- **DOCUMENT TEXT**

--- START ---

Turning on the moderator 

Lander even got hit with a confrontational question, as Stephen Witt of the Courier-Life chain asked him if he had a chance to be part of the Community Benefits Agreement and, if so, why not. He also accused the Pratt Center of doing “a survey [of Prospect Heights] that was 98 or 90some percent white... How partisan are you?” 

Witt was apparently referring to an October 2004 poll conducted for the Prospect Heights Neighborhood Development Council, which was criticized by BUILD for only sampling two percent of the residents, with 61 percent of the respondents white. 

Lander responded, “It was substantially more diverse than what you reference,” noting that the survey was aimed at residents in the immediate vicinity of the project footprint. He added that he was not asked to participate in the CBA discussions: “We’re policy wonks.” 

A different solution

Lander, former executive director of the Fifth Avenue Committee, called on its current director, de la Uz, for a question, and she prefaced it with a stakes-defining declaration of her own.

A ten-story, 80-unit project FAC is constructing, on a plot of urban renewal land (below) just across from the Atlantic Yards footprint--next to the Atlantic Center mall and three-story row houses, and near a 15-story subsidized building--would actually provide better affordability than the Atlantic Yards project: only 25 percent market-rate, 25% affordable to moderate- and middle-income people, and 50 percent affordable to those earning 80% of Area Median Income (about $50,000) and below. (Then again, the attempt at a reasonable scale produces 60 units of affordable housing; 16 such buildings would produce 960 units.) 

“We’ve also organized rent-stabilized tenants in the project footprint," de la Uz continued. "I think Brad posed an important question about livability versus equity. I appreciate that Bertha said that ACORN made choices. I know those are things that the Fifth Avenue Committee is faced with every day, about where we're going to focus our efforts.... I wonder if, at the end of the day, we don't undermine who we are and what our vision is, and what our values are, if we choose one over the other.” 

Lewis responded that the issue was "about black and brown people in Central Brooklyn."

"I appreciate that," de la Uz continued. "Our mission is very much the same. I think it's an issue of helping familes so folks have schools, and that folks can cross the street when they're getting to and from work. And that they have a chance to live with dignity." Her question to Lewis, was when a "real pro forma” has been released regarding the developer’s projected costs per dwelling unit.

--- END ---

- **OBJECTIVE 1**
In the Atlantic Yards article, what percentage of the units in the ten-story project that FAC is building would be market-rate?
- **OBJECTIVE 2**
Reproduce the passage of the Atlantic Yards article starting at "Lander, former executive" and ending at "of her own.".

- **DATASET ENTRIES**
--- START ---

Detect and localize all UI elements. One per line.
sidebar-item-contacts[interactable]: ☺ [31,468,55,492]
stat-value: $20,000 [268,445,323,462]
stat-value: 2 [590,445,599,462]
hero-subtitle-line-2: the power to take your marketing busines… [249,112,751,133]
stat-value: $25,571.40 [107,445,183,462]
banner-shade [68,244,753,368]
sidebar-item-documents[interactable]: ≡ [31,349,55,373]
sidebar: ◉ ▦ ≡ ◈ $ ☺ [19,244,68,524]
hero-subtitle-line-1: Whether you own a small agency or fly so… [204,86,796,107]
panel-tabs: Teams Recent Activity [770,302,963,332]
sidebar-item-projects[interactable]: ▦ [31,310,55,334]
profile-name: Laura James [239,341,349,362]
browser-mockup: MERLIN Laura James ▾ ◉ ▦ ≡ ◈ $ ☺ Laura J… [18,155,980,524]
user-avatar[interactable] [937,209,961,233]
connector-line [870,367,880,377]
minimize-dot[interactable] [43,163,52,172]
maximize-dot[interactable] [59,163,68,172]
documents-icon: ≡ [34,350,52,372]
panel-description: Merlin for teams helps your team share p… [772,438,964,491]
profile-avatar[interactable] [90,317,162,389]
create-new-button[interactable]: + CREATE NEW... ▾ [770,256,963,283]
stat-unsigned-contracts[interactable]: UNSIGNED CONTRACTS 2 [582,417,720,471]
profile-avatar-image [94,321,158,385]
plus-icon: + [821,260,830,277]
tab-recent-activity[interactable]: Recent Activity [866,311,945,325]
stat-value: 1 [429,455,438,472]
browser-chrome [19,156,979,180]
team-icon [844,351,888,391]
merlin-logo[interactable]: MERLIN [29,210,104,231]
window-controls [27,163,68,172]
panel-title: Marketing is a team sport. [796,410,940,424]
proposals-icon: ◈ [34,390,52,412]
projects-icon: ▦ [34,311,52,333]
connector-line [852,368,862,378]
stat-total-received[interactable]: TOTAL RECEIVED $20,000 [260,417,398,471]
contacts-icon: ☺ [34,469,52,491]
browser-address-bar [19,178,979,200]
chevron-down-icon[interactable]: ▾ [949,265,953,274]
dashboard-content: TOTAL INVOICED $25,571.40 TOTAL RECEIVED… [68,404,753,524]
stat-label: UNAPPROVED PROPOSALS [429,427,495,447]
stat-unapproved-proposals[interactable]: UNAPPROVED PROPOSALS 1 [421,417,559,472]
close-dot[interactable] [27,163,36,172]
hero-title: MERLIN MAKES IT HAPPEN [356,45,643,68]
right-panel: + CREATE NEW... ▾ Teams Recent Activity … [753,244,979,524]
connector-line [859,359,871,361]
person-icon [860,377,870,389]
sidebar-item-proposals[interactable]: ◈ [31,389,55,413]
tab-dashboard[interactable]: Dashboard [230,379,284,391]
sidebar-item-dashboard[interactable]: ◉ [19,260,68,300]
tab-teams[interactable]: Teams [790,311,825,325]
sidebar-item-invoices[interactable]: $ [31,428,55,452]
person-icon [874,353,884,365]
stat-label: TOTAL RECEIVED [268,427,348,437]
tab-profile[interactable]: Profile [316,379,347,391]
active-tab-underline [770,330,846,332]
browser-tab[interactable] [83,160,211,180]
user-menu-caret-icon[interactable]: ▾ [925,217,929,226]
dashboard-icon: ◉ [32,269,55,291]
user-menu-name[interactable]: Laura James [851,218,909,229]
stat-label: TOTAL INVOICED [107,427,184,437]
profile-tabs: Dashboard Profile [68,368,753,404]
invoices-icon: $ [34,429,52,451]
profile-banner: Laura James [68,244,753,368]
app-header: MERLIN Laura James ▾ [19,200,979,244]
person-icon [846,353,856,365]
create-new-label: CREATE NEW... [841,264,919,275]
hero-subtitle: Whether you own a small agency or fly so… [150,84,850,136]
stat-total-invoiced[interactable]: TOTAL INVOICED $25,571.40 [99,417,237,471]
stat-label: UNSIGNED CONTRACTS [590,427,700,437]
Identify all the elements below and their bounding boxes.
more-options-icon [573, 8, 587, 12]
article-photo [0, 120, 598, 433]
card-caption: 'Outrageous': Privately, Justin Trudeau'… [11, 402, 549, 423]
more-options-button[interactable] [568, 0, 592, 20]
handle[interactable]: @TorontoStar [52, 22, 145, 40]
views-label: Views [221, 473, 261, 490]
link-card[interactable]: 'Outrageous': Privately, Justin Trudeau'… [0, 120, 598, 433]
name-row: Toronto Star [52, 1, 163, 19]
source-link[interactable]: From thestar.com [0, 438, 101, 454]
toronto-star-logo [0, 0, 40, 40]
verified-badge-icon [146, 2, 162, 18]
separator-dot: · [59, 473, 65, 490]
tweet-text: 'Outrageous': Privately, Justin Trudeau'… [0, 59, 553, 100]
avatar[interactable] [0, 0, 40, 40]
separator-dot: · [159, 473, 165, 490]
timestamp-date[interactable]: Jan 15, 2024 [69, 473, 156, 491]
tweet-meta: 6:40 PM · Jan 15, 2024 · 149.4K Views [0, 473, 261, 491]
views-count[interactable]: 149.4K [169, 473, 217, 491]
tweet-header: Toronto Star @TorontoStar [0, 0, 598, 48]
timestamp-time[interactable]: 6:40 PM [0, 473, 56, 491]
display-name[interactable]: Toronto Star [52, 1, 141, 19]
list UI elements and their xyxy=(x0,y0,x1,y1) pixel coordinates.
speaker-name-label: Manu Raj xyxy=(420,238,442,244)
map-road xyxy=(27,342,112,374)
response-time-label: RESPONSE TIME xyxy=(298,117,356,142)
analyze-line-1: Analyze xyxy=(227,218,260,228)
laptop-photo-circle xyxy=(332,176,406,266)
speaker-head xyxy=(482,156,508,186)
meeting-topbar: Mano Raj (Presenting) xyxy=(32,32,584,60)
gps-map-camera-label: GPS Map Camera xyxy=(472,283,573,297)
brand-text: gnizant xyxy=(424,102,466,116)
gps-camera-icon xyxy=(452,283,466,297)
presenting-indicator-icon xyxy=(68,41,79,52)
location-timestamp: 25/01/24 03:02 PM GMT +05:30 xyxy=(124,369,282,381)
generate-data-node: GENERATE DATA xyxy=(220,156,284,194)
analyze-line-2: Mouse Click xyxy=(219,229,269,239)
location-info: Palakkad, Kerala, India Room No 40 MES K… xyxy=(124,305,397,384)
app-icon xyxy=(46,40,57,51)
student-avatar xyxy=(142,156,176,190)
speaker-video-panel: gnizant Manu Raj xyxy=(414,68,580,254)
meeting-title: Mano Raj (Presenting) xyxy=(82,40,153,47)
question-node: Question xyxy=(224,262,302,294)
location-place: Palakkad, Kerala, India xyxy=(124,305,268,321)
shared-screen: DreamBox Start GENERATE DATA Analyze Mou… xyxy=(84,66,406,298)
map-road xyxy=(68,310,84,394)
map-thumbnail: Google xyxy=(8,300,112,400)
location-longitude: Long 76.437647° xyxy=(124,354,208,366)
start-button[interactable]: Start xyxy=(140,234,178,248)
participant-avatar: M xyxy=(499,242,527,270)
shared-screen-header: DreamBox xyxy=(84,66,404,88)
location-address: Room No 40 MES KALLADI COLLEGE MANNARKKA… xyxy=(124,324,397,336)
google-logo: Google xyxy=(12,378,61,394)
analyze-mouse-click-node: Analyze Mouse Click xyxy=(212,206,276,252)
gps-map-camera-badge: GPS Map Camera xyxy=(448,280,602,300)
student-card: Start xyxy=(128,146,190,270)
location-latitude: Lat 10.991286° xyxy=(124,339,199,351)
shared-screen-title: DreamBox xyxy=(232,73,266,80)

--- END ---

- **WRITTEN RESPONSE 1**
25 percent

- **WRITTEN RESPONSE 2**
Lander, former executive director of the Fifth Avenue Committee, called on its current director, de la Uz, for a question, and she prefaced it with a stakes-defining declaration of her own.